▸ INFORMATION SUPPLIED:

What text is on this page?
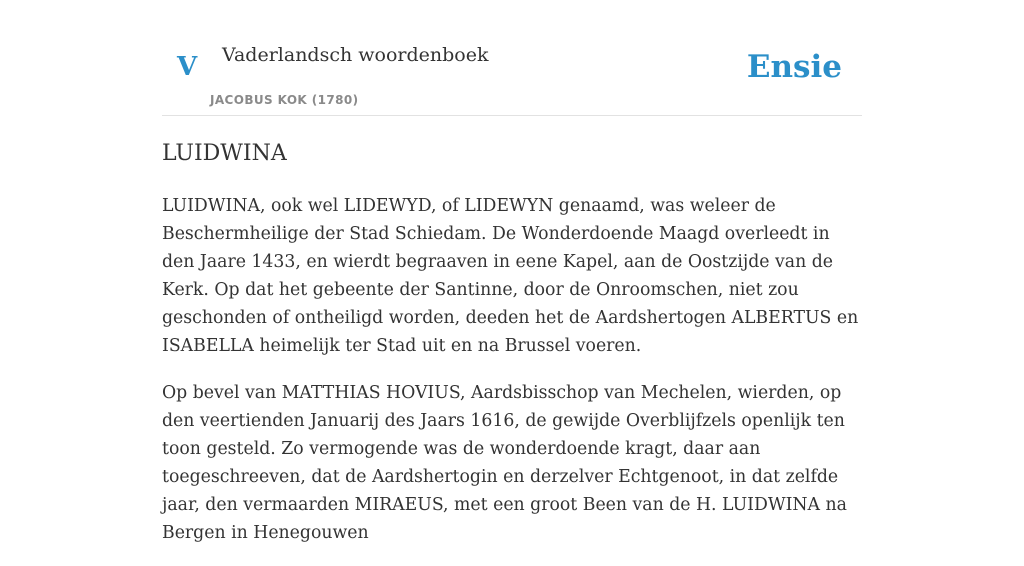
V Vaderlandsch woordenboek
JACOBUS KOK (1780)
Ensie
LUIDWINA

LUIDWINA, ook wel LIDEWYD, of LIDEWYN genaamd, was weleer de Beschermheilige der Stad Schiedam. De Wonderdoende Maagd overleedt in den Jaare 1433, en wierdt begraaven in eene Kapel, aan de Oostzijde van de Kerk. Op dat het gebeente der Santinne, door de Onroomschen, niet zou geschonden of ontheiligd worden, deeden het de Aardshertogen ALBERTUS en ISABELLA heimelijk ter Stad uit en na Brussel voeren.

Op bevel van MATTHIAS HOVIUS, Aardsbisschop van Mechelen, wierden, op den veertienden Januarij des Jaars 1616, de gewijde Overblijfzels openlijk ten toon gesteld. Zo vermogende was de wonderdoende kragt, daar aan toegeschreeven, dat de Aardshertogin en derzelver Echtgenoot, in dat zelfde jaar, den vermaarden MIRAEUS, met een groot Been van de H. LUIDWINA na Bergen in Henegouwen
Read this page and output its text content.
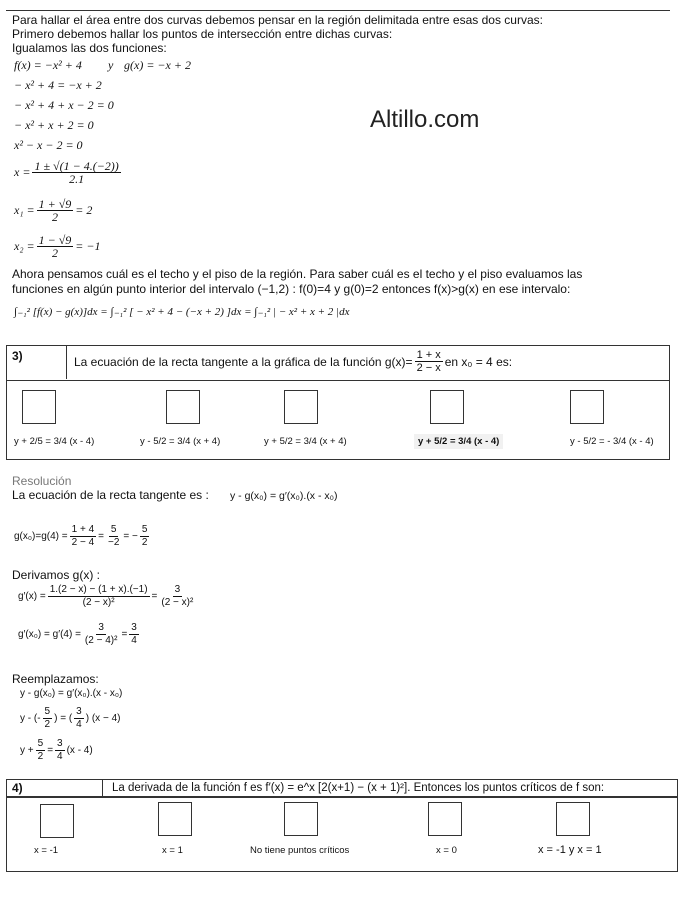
Para hallar el área entre dos curvas debemos pensar en la región delimitada entre esas dos curvas:
Primero debemos hallar los puntos de intersección entre dichas curvas:
Igualamos las dos funciones:
f(x) = −x² + 4 y g(x) = −x + 2
− x² + 4 = −x + 2
− x² + 4 + x − 2 = 0
− x² + x + 2 = 0
x² − x − 2 = 0
$x = \frac{1 \pm √(1 - 4.(-2))}{2.1}$
$x_1 = \frac{1 + √9}{2} = 2$
$x_2 = \frac{1 - √9}{2} = -1$
Altillo.com
Ahora pensamos cuál es el techo y el piso de la región. Para saber cuál es el techo y el piso evaluamos las
funciones en algún punto interior del intervalo (−1,2) : f(0)=4 y g(0)=2 entonces f(x)>g(x) en ese intervalo:
∫₋₁² [f(x) − g(x)]dx = ∫₋₁² [ − x² + 4 − (−x + 2) ]dx = ∫₋₁² | − x² + x + 2 |dx
3)	La ecuación de la recta tangente a la gráfica de la función $g(x)= \frac{1 + x}{2 - x}$ en x₀ = 4 es:
y + 2/5 = 3/4 (x - 4)	y - 5/2 = 3/4 (x + 4)	y + 5/2 = 3/4 (x + 4)	y + 5/2 = 3/4 (x - 4)	y - 5/2 = - 3/4 (x - 4)
Resolución
La ecuación de la recta tangente es : y - g(x₀) = g′(x₀).(x - x₀)
$g(x_0)=g(4) = \frac{1 + 4}{2 - 4} = \frac{5}{-2}$ = − $\frac{5}{2}$
Derivamos g(x) :
$g'(x) = \frac{1.(2 - x) - (1 + x).(-1)}{\text{(2 − x)²}} = \frac{3}{\text{(2 − x)²}}$
$g'(x_0) = g'(4) = \frac{3}{\text{(2 − 4)²}} = \frac{3}{4}$
Reemplazamos:
y - g(x₀) = g′(x₀).(x - x₀)
y - (- $\frac{5}{2}$ ) = ( $\frac{3}{4}$ ) (x − 4)
$y + \frac{5}{2} = \frac{3}{4} (x - 4)$
4)	La derivada de la función f es f′(x) = e^x [2(x+1) − (x + 1)²]. Entonces los puntos críticos de f son:
x = -1	x = 1	No tiene puntos críticos	x = 0	x = -1 y x = 1
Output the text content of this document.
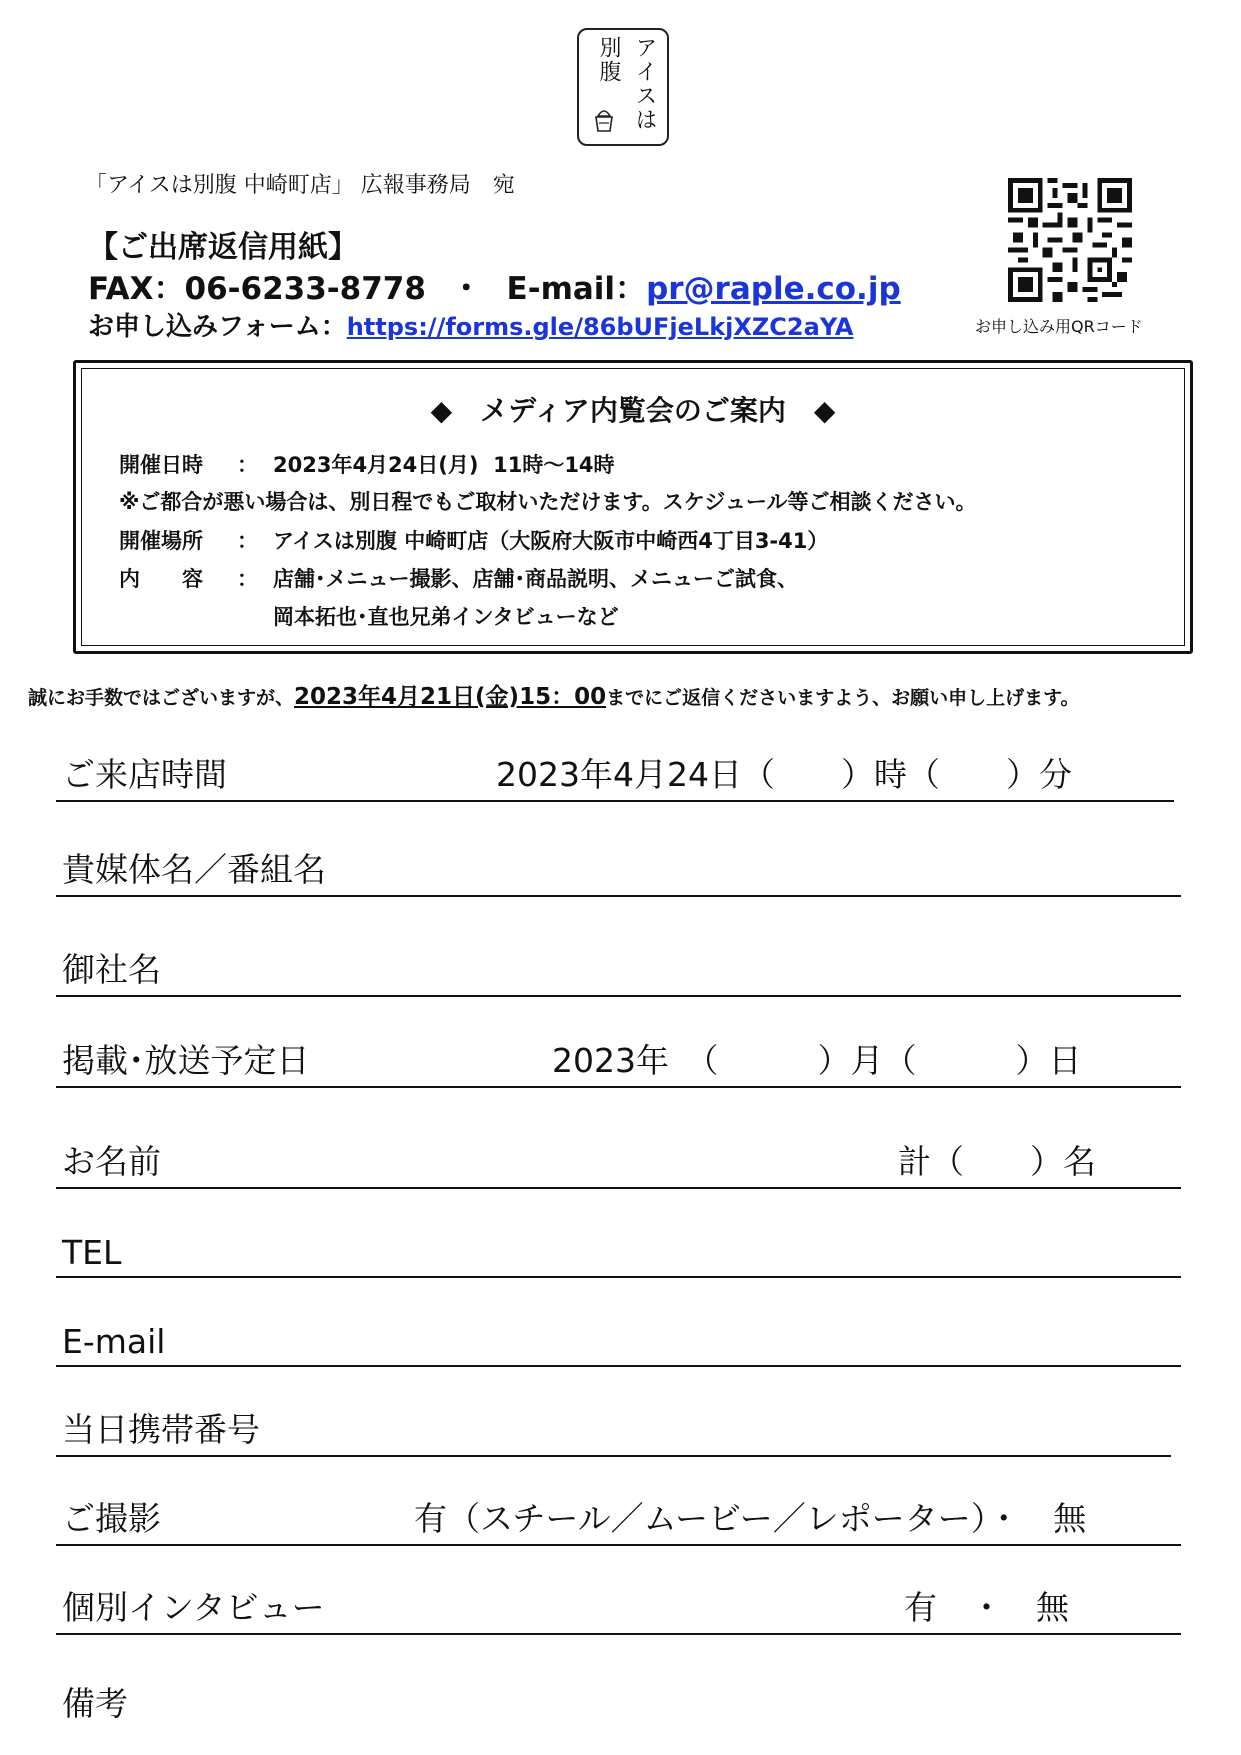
アイスは
別腹
「アイスは別腹 中崎町店」 広報事務局　宛
【ご出席返信用紙】
FAX：06-6233-8778 ・ E-mail：pr@raple.co.jp
お申し込みフォーム：https://forms.gle/86bUFjeLkjXZC2aYA	お申し込み用QRコード
◆　メディア内覧会のご案内　◆
開催日時 ： 2023年4月24日(月)  11時～14時
※ご都合が悪い場合は、別日程でもご取材いただけます。スケジュール等ご相談ください。
開催場所 ： アイスは別腹 中崎町店（大阪府大阪市中崎西4丁目3-41）
内　　容 ： 店舗･メニュー撮影、店舗･商品説明、メニューご試食、
岡本拓也･直也兄弟インタビューなど
誠にお手数ではございますが、2023年4月21日(金)15：00までにご返信くださいますよう、お願い申し上げます。
ご来店時間	2023年4月24日（　　）時（　　）分
貴媒体名／番組名
御社名
掲載･放送予定日	2023年　（　　　）月（　　　）日
お名前	計（　　）名
TEL
E-mail
当日携帯番号
ご撮影	有（スチール／ムービー／レポーター）・　無
個別インタビュー	有　・　無
備考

▸ WHAT THIS TASK INVOLVES:
Reproduce all of the entries word for word, skipping any pictures they hold.

▸ SOLUTION TO THIS TASK:
What text is on this page?
V Vaderlandsch woordenboek
JACOBUS KOK (1780)
Ensie
LUIDWINA

LUIDWINA, ook wel LIDEWYD, of LIDEWYN genaamd, was weleer de Beschermheilige der Stad Schiedam. De Wonderdoende Maagd overleedt in den Jaare 1433, en wierdt begraaven in eene Kapel, aan de Oostzijde van de Kerk. Op dat het gebeente der Santinne, door de Onroomschen, niet zou geschonden of ontheiligd worden, deeden het de Aardshertogen ALBERTUS en ISABELLA heimelijk ter Stad uit en na Brussel voeren.

Op bevel van MATTHIAS HOVIUS, Aardsbisschop van Mechelen, wierden, op den veertienden Januarij des Jaars 1616, de gewijde Overblijfzels openlijk ten toon gesteld. Zo vermogende was de wonderdoende kragt, daar aan toegeschreeven, dat de Aardshertogin en derzelver Echtgenoot, in dat zelfde jaar, den vermaarden MIRAEUS, met een groot Been van de H. LUIDWINA na Bergen in Henegouwen
Read this page and output its text content.
Para hallar el área entre dos curvas debemos pensar en la región delimitada entre esas dos curvas:
Primero debemos hallar los puntos de intersección entre dichas curvas:
Igualamos las dos funciones:
f(x) = −x² + 4 y g(x) = −x + 2
− x² + 4 = −x + 2
− x² + 4 + x − 2 = 0
− x² + x + 2 = 0
x² − x − 2 = 0
$x = \frac{1 \pm √(1 - 4.(-2))}{2.1}$
$x_1 = \frac{1 + √9}{2} = 2$
$x_2 = \frac{1 - √9}{2} = -1$
Altillo.com
Ahora pensamos cuál es el techo y el piso de la región. Para saber cuál es el techo y el piso evaluamos las
funciones en algún punto interior del intervalo (−1,2) : f(0)=4 y g(0)=2 entonces f(x)>g(x) en ese intervalo:
∫₋₁² [f(x) − g(x)]dx = ∫₋₁² [ − x² + 4 − (−x + 2) ]dx = ∫₋₁² | − x² + x + 2 |dx
3)	La ecuación de la recta tangente a la gráfica de la función $g(x)= \frac{1 + x}{2 - x}$ en x₀ = 4 es:
y + 2/5 = 3/4 (x - 4)	y - 5/2 = 3/4 (x + 4)	y + 5/2 = 3/4 (x + 4)	y + 5/2 = 3/4 (x - 4)	y - 5/2 = - 3/4 (x - 4)
Resolución
La ecuación de la recta tangente es : y - g(x₀) = g′(x₀).(x - x₀)
$g(x_0)=g(4) = \frac{1 + 4}{2 - 4} = \frac{5}{-2}$ = − $\frac{5}{2}$
Derivamos g(x) :
$g'(x) = \frac{1.(2 - x) - (1 + x).(-1)}{\text{(2 − x)²}} = \frac{3}{\text{(2 − x)²}}$
$g'(x_0) = g'(4) = \frac{3}{\text{(2 − 4)²}} = \frac{3}{4}$
Reemplazamos:
y - g(x₀) = g′(x₀).(x - x₀)
y - (- $\frac{5}{2}$ ) = ( $\frac{3}{4}$ ) (x − 4)
$y + \frac{5}{2} = \frac{3}{4} (x - 4)$
4)	La derivada de la función f es f′(x) = e^x [2(x+1) − (x + 1)²]. Entonces los puntos críticos de f son:
x = -1	x = 1	No tiene puntos críticos	x = 0	x = -1 y x = 1
Output the text content of this document.
アイスは
別腹
「アイスは別腹 中崎町店」 広報事務局　宛
【ご出席返信用紙】
FAX：06-6233-8778 ・ E-mail：pr@raple.co.jp
お申し込みフォーム：https://forms.gle/86bUFjeLkjXZC2aYA	お申し込み用QRコード
◆　メディア内覧会のご案内　◆
開催日時 ： 2023年4月24日(月)  11時～14時
※ご都合が悪い場合は、別日程でもご取材いただけます。スケジュール等ご相談ください。
開催場所 ： アイスは別腹 中崎町店（大阪府大阪市中崎西4丁目3-41）
内　　容 ： 店舗･メニュー撮影、店舗･商品説明、メニューご試食、
岡本拓也･直也兄弟インタビューなど
誠にお手数ではございますが、2023年4月21日(金)15：00までにご返信くださいますよう、お願い申し上げます。
ご来店時間	2023年4月24日（　　）時（　　）分
貴媒体名／番組名
御社名
掲載･放送予定日	2023年　（　　　）月（　　　）日
お名前	計（　　）名
TEL
E-mail
当日携帯番号
ご撮影	有（スチール／ムービー／レポーター）・　無
個別インタビュー	有　・　無
備考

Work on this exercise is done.